- SHORT PROBLEM
Identify the lines that contain the string "html" and copy all of them.

Stored items

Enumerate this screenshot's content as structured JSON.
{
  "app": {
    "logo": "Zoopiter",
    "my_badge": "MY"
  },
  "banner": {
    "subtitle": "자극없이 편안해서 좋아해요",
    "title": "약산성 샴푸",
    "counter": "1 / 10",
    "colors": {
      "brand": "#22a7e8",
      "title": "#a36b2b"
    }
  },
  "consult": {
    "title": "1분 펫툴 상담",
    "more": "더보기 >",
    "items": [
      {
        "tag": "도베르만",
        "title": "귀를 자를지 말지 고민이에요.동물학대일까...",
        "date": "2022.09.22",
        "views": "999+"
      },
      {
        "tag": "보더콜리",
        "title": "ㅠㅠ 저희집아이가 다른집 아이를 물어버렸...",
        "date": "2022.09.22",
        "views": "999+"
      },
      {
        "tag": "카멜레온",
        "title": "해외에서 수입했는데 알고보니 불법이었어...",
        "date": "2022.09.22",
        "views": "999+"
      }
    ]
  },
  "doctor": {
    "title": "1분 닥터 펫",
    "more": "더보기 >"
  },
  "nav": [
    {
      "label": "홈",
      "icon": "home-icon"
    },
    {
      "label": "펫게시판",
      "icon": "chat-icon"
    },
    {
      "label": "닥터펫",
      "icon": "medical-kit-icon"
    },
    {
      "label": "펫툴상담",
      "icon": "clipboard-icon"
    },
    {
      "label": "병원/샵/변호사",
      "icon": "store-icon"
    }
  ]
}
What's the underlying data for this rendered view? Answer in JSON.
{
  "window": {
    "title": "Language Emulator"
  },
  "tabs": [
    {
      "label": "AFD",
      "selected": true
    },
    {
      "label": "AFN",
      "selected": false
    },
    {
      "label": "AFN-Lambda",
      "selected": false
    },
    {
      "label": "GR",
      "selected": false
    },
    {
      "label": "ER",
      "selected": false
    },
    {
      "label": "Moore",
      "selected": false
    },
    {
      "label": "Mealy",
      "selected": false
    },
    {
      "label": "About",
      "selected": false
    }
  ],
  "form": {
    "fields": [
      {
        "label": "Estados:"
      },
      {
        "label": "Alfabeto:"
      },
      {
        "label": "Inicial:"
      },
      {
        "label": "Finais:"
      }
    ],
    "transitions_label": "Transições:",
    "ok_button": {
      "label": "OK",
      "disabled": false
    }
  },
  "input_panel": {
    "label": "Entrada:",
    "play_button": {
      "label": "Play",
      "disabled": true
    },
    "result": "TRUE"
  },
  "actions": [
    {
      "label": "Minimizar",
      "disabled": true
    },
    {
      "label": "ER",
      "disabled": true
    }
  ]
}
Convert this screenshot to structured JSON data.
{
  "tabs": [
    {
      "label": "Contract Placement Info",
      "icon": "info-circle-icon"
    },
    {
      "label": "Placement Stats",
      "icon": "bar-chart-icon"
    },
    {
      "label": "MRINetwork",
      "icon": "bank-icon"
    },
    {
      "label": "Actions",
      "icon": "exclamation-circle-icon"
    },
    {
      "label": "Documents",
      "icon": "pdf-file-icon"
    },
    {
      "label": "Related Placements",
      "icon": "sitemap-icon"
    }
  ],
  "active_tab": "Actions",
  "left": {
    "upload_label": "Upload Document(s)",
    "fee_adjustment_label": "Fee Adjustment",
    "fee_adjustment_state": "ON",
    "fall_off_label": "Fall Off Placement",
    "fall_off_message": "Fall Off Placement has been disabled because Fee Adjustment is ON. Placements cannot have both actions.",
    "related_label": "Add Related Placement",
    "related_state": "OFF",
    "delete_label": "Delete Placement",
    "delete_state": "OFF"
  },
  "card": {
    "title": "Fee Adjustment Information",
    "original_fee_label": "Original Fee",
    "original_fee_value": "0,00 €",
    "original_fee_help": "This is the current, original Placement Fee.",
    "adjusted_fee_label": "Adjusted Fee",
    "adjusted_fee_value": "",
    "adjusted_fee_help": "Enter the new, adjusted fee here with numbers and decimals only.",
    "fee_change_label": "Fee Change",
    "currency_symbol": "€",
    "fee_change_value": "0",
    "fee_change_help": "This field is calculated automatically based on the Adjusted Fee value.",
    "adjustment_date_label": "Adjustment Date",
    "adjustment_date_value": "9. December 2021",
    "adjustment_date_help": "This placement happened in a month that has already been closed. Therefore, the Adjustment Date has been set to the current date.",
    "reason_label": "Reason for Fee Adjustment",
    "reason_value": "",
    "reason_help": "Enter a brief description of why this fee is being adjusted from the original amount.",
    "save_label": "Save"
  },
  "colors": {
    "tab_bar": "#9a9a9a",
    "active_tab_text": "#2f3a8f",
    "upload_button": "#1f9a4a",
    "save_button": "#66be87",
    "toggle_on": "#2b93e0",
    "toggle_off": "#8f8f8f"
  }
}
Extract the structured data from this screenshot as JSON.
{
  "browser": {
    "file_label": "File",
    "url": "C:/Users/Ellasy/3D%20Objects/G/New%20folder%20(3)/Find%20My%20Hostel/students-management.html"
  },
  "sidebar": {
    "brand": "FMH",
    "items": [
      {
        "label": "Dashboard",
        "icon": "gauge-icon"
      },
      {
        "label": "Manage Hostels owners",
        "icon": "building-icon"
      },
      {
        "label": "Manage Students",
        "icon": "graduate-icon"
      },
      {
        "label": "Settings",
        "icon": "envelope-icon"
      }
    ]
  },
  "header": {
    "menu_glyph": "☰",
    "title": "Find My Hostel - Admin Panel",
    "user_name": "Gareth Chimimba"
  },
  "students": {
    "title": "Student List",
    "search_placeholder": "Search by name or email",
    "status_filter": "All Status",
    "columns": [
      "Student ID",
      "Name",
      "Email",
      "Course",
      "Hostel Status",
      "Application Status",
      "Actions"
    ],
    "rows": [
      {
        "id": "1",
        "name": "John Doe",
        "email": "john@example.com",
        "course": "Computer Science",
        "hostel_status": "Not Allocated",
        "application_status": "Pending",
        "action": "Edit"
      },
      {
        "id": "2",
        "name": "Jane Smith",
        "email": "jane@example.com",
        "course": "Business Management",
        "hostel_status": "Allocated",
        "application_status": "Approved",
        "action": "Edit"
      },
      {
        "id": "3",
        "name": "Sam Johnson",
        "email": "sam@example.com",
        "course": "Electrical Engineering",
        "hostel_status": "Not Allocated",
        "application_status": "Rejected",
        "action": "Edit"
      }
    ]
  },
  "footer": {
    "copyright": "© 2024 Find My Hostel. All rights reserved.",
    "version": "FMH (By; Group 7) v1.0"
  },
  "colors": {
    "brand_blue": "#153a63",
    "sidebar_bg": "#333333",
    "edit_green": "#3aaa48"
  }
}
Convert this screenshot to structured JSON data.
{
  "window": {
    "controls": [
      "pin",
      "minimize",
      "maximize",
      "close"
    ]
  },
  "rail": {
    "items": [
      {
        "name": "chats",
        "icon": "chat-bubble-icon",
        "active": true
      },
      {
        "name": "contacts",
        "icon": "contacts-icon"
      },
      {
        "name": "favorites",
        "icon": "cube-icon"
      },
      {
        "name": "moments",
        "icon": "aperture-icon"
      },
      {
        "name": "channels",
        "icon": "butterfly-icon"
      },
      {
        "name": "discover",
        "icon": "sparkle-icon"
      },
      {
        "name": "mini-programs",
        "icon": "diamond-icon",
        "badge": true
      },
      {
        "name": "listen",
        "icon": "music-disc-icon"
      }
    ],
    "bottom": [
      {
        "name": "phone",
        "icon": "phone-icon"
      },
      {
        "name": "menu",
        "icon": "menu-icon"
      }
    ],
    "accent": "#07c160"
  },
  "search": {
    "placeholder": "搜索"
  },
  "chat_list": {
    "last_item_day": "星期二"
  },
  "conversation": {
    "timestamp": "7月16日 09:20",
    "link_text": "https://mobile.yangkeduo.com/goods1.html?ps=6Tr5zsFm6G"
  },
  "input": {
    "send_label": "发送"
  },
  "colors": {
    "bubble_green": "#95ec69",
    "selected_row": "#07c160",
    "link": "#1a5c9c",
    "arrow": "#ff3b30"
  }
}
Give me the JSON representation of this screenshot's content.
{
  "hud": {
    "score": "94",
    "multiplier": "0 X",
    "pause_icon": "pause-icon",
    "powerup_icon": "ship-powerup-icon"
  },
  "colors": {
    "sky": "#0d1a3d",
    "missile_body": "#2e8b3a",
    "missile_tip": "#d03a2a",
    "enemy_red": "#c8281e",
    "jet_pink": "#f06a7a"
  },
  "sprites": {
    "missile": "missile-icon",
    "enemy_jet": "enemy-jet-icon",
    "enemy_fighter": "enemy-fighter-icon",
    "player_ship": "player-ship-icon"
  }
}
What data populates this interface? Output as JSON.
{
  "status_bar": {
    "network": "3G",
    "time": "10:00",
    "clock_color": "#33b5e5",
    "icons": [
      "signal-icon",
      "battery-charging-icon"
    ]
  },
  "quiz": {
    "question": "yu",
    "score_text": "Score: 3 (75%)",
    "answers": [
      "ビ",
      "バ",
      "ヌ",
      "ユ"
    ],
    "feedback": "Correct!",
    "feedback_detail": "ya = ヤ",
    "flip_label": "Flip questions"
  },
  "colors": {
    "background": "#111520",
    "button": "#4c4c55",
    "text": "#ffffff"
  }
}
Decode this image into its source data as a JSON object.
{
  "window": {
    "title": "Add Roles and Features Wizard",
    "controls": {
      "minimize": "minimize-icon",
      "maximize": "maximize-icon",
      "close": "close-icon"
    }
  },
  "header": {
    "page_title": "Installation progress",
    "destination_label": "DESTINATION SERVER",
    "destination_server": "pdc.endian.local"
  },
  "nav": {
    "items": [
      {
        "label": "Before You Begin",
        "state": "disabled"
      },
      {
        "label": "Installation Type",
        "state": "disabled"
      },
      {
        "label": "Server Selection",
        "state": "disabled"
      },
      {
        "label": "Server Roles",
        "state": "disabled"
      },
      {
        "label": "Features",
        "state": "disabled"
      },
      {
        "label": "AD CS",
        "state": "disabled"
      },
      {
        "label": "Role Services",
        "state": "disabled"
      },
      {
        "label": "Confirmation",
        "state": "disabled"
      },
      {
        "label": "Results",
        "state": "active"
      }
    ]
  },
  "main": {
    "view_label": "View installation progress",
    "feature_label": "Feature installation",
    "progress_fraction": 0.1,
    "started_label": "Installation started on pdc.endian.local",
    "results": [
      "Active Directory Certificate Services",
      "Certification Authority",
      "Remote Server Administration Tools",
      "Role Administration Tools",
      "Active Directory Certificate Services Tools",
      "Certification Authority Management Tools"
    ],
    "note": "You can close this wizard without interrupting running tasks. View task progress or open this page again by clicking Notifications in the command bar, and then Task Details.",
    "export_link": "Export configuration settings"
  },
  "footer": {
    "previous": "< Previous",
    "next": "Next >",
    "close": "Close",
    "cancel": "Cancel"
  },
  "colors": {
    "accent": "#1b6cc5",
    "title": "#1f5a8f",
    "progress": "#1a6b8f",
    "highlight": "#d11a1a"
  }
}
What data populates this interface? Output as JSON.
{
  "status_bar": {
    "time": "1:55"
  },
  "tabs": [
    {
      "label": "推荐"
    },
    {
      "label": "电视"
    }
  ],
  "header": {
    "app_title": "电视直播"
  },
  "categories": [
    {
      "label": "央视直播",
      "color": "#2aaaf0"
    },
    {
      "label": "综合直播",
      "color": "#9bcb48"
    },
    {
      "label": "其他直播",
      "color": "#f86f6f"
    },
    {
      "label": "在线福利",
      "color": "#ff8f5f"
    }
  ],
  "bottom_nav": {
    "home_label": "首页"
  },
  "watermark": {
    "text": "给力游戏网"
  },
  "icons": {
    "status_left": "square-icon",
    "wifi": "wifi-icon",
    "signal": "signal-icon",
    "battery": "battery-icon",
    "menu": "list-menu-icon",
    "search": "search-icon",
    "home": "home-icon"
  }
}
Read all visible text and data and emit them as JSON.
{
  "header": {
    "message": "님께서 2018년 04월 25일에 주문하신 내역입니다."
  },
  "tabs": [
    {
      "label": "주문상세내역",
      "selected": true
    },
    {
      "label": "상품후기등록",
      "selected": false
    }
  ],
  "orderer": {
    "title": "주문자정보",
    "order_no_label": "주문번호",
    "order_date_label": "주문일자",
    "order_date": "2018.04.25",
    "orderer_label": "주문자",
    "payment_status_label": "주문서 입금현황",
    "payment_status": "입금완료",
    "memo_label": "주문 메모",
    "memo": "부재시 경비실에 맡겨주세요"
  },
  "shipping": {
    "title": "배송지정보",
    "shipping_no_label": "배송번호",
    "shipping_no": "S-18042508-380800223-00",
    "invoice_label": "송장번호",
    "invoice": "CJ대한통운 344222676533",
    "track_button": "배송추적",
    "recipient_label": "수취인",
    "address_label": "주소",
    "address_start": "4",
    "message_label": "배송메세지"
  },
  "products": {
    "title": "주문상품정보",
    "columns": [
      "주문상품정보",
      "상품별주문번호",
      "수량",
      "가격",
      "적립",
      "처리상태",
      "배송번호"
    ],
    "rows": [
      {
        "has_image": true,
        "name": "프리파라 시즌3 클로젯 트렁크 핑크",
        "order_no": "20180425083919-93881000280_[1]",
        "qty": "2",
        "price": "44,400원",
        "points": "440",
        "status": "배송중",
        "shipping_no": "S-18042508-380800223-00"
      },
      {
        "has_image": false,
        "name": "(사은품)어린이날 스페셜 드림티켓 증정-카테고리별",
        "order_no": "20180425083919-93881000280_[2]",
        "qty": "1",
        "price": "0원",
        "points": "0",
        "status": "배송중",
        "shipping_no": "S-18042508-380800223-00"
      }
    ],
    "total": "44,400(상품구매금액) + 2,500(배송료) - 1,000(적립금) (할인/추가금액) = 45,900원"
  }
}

- SOLUTION TO THE EXERCISE
    "url": "C:/Users/Ellasy/3D%20Objects/G/New%20folder%20(3)/Find%20My%20Hostel/students-management.html"
    "link_text": "https://mobile.yangkeduo.com/goods1.html?ps=6Tr5zsFm6G"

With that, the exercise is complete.